Do this: Show every line of the records below that contains the word "name".

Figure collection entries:
□ □ □
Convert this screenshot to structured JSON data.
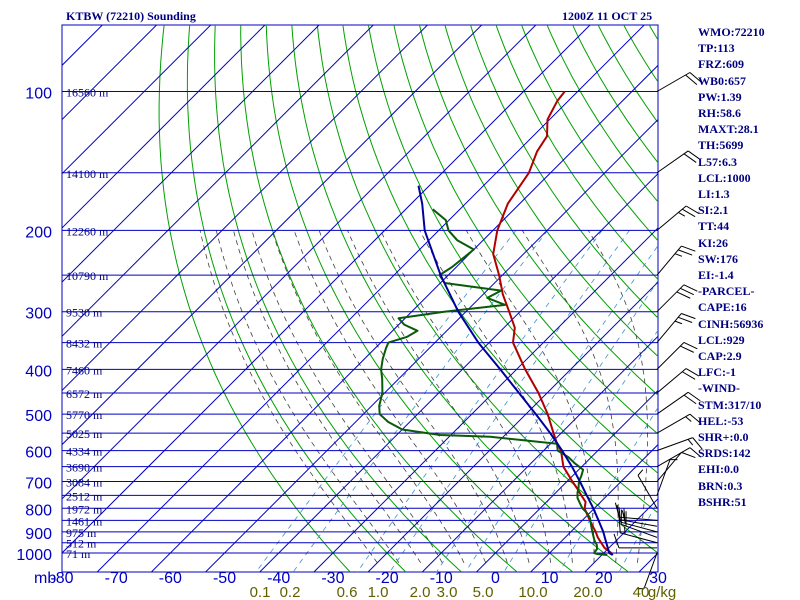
{
  "header": {
    "station": "KTBW (72210) Sounding",
    "time": "1200Z 11 OCT 25"
  },
  "indices": [
    "WMO:72210",
    "TP:113",
    "FRZ:609",
    "WB0:657",
    "PW:1.39",
    "RH:58.6",
    "MAXT:28.1",
    "TH:5699",
    "L57:6.3",
    "LCL:1000",
    "LI:1.3",
    "SI:2.1",
    "TT:44",
    "KI:26",
    "SW:176",
    "EI:-1.4",
    "-PARCEL-",
    "CAPE:16",
    "CINH:56936",
    "LCL:929",
    "CAP:2.9",
    "LFC:-1",
    "-WIND-",
    "STM:317/10",
    "HEL:-53",
    "SHR+:0.0",
    "SRDS:142",
    "EHI:0.0",
    "BRN:0.3",
    "BSHR:51"
  ],
  "chart_data": {
    "type": "line",
    "subtype": "skew-t log-p sounding",
    "x_axis_unit_label": "mb",
    "x_ticks": [
      "-80",
      "-70",
      "-60",
      "-50",
      "-40",
      "-30",
      "-20",
      "-10",
      "0",
      "10",
      "20",
      "30"
    ],
    "x_range_c": [
      -80,
      30
    ],
    "pressure_ticks": [
      "100",
      "200",
      "300",
      "400",
      "500",
      "600",
      "700",
      "800",
      "900",
      "1000"
    ],
    "pressure_range_mb": [
      100,
      1050
    ],
    "pressure_gridlines_mb": [
      100,
      150,
      200,
      250,
      300,
      350,
      400,
      450,
      500,
      550,
      600,
      650,
      700,
      750,
      800,
      850,
      900,
      950,
      1000
    ],
    "height_labels": [
      {
        "p": 100,
        "label": "16560 m"
      },
      {
        "p": 150,
        "label": "14100 m"
      },
      {
        "p": 200,
        "label": "12260 m"
      },
      {
        "p": 250,
        "label": "10790 m"
      },
      {
        "p": 300,
        "label": "9530 m"
      },
      {
        "p": 350,
        "label": "8432 m"
      },
      {
        "p": 400,
        "label": "7460 m"
      },
      {
        "p": 450,
        "label": "6572 m"
      },
      {
        "p": 500,
        "label": "5770 m"
      },
      {
        "p": 550,
        "label": "5025 m"
      },
      {
        "p": 600,
        "label": "4334 m"
      },
      {
        "p": 650,
        "label": "3690 m"
      },
      {
        "p": 700,
        "label": "3084 m"
      },
      {
        "p": 750,
        "label": "2512 m"
      },
      {
        "p": 800,
        "label": "1972 m"
      },
      {
        "p": 850,
        "label": "1461 m"
      },
      {
        "p": 900,
        "label": "975 m"
      },
      {
        "p": 950,
        "label": "512 m"
      },
      {
        "p": 1000,
        "label": "71 m"
      }
    ],
    "mixing_ratio_labels": [
      "0.1",
      "0.2",
      "0.6",
      "1.0",
      "2.0",
      "3.0",
      "5.0",
      "10.0",
      "20.0",
      "40",
      "g/kg"
    ],
    "mixing_ratios_gkg": [
      0.1,
      0.2,
      0.6,
      1.0,
      2.0,
      3.0,
      5.0,
      10.0,
      20.0,
      40
    ],
    "series": [
      {
        "name": "temperature",
        "color": "#b00000",
        "points": [
          [
            1010,
            22.0
          ],
          [
            1000,
            21.4
          ],
          [
            975,
            19.2
          ],
          [
            950,
            17.6
          ],
          [
            925,
            16.0
          ],
          [
            900,
            14.6
          ],
          [
            875,
            13.0
          ],
          [
            850,
            11.4
          ],
          [
            825,
            9.8
          ],
          [
            800,
            8.2
          ],
          [
            775,
            7.2
          ],
          [
            750,
            5.2
          ],
          [
            725,
            3.2
          ],
          [
            700,
            1.0
          ],
          [
            650,
            -3.4
          ],
          [
            600,
            -6.8
          ],
          [
            575,
            -9.2
          ],
          [
            550,
            -11.4
          ],
          [
            500,
            -16.0
          ],
          [
            450,
            -21.6
          ],
          [
            400,
            -28.4
          ],
          [
            350,
            -35.6
          ],
          [
            325,
            -38.0
          ],
          [
            300,
            -42.0
          ],
          [
            275,
            -46.4
          ],
          [
            250,
            -50.6
          ],
          [
            225,
            -55.6
          ],
          [
            200,
            -59.2
          ],
          [
            175,
            -62.2
          ],
          [
            150,
            -64.0
          ],
          [
            135,
            -66.4
          ],
          [
            125,
            -67.4
          ],
          [
            115,
            -70.4
          ],
          [
            105,
            -72.0
          ],
          [
            100,
            -72.4
          ]
        ]
      },
      {
        "name": "dewpoint",
        "color": "#0a5a0a",
        "points": [
          [
            1010,
            21.0
          ],
          [
            1005,
            19.0
          ],
          [
            1000,
            18.2
          ],
          [
            980,
            18.0
          ],
          [
            960,
            17.2
          ],
          [
            940,
            16.0
          ],
          [
            920,
            15.0
          ],
          [
            900,
            14.0
          ],
          [
            880,
            13.0
          ],
          [
            860,
            12.0
          ],
          [
            840,
            11.0
          ],
          [
            820,
            9.6
          ],
          [
            800,
            7.8
          ],
          [
            780,
            6.4
          ],
          [
            760,
            5.0
          ],
          [
            740,
            4.0
          ],
          [
            720,
            3.2
          ],
          [
            700,
            2.2
          ],
          [
            680,
            1.6
          ],
          [
            660,
            0.8
          ],
          [
            640,
            -1.8
          ],
          [
            620,
            -4.2
          ],
          [
            600,
            -7.4
          ],
          [
            580,
            -8.8
          ],
          [
            560,
            -22.4
          ],
          [
            555,
            -32.0
          ],
          [
            540,
            -40.0
          ],
          [
            520,
            -44.0
          ],
          [
            500,
            -47.0
          ],
          [
            480,
            -48.6
          ],
          [
            450,
            -50.4
          ],
          [
            420,
            -53.0
          ],
          [
            400,
            -55.0
          ],
          [
            380,
            -56.6
          ],
          [
            360,
            -58.0
          ],
          [
            350,
            -58.6
          ],
          [
            340,
            -56.2
          ],
          [
            330,
            -55.4
          ],
          [
            320,
            -59.0
          ],
          [
            310,
            -61.2
          ],
          [
            300,
            -54.0
          ],
          [
            290,
            -44.0
          ],
          [
            280,
            -48.6
          ],
          [
            270,
            -47.4
          ],
          [
            260,
            -59.2
          ],
          [
            250,
            -61.6
          ],
          [
            240,
            -60.8
          ],
          [
            220,
            -60.0
          ],
          [
            210,
            -64.8
          ],
          [
            200,
            -68.2
          ],
          [
            190,
            -70.6
          ],
          [
            180,
            -75.0
          ]
        ]
      },
      {
        "name": "parcel",
        "color": "#0000a0",
        "points": [
          [
            1010,
            22.0
          ],
          [
            1000,
            21.0
          ],
          [
            929,
            17.5
          ],
          [
            900,
            16.0
          ],
          [
            850,
            13.0
          ],
          [
            800,
            9.8
          ],
          [
            750,
            6.2
          ],
          [
            700,
            2.4
          ],
          [
            650,
            -1.8
          ],
          [
            600,
            -6.6
          ],
          [
            550,
            -12.0
          ],
          [
            500,
            -18.2
          ],
          [
            450,
            -25.2
          ],
          [
            400,
            -33.0
          ],
          [
            350,
            -42.0
          ],
          [
            300,
            -51.4
          ],
          [
            250,
            -61.4
          ],
          [
            200,
            -72.6
          ],
          [
            175,
            -78.0
          ],
          [
            160,
            -82.0
          ]
        ]
      }
    ],
    "winds": [
      {
        "p": 1000,
        "dir": 200,
        "spd": 5
      },
      {
        "p": 975,
        "dir": 270,
        "spd": 10
      },
      {
        "p": 950,
        "dir": 285,
        "spd": 15
      },
      {
        "p": 925,
        "dir": 290,
        "spd": 20
      },
      {
        "p": 900,
        "dir": 285,
        "spd": 20
      },
      {
        "p": 875,
        "dir": 280,
        "spd": 15
      },
      {
        "p": 850,
        "dir": 275,
        "spd": 15
      },
      {
        "p": 800,
        "dir": 330,
        "spd": 5
      },
      {
        "p": 750,
        "dir": 20,
        "spd": 5
      },
      {
        "p": 700,
        "dir": 40,
        "spd": 10
      },
      {
        "p": 650,
        "dir": 60,
        "spd": 10
      },
      {
        "p": 600,
        "dir": 70,
        "spd": 15
      },
      {
        "p": 550,
        "dir": 60,
        "spd": 15
      },
      {
        "p": 500,
        "dir": 55,
        "spd": 20
      },
      {
        "p": 450,
        "dir": 50,
        "spd": 20
      },
      {
        "p": 400,
        "dir": 45,
        "spd": 20
      },
      {
        "p": 350,
        "dir": 40,
        "spd": 25
      },
      {
        "p": 300,
        "dir": 45,
        "spd": 30
      },
      {
        "p": 250,
        "dir": 40,
        "spd": 25
      },
      {
        "p": 200,
        "dir": 50,
        "spd": 25
      },
      {
        "p": 150,
        "dir": 55,
        "spd": 20
      },
      {
        "p": 100,
        "dir": 60,
        "spd": 20
      }
    ]
  }
}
□ □ □
Output of the task:
        "name": "temperature",
        "name": "dewpoint",
        "name": "parcel",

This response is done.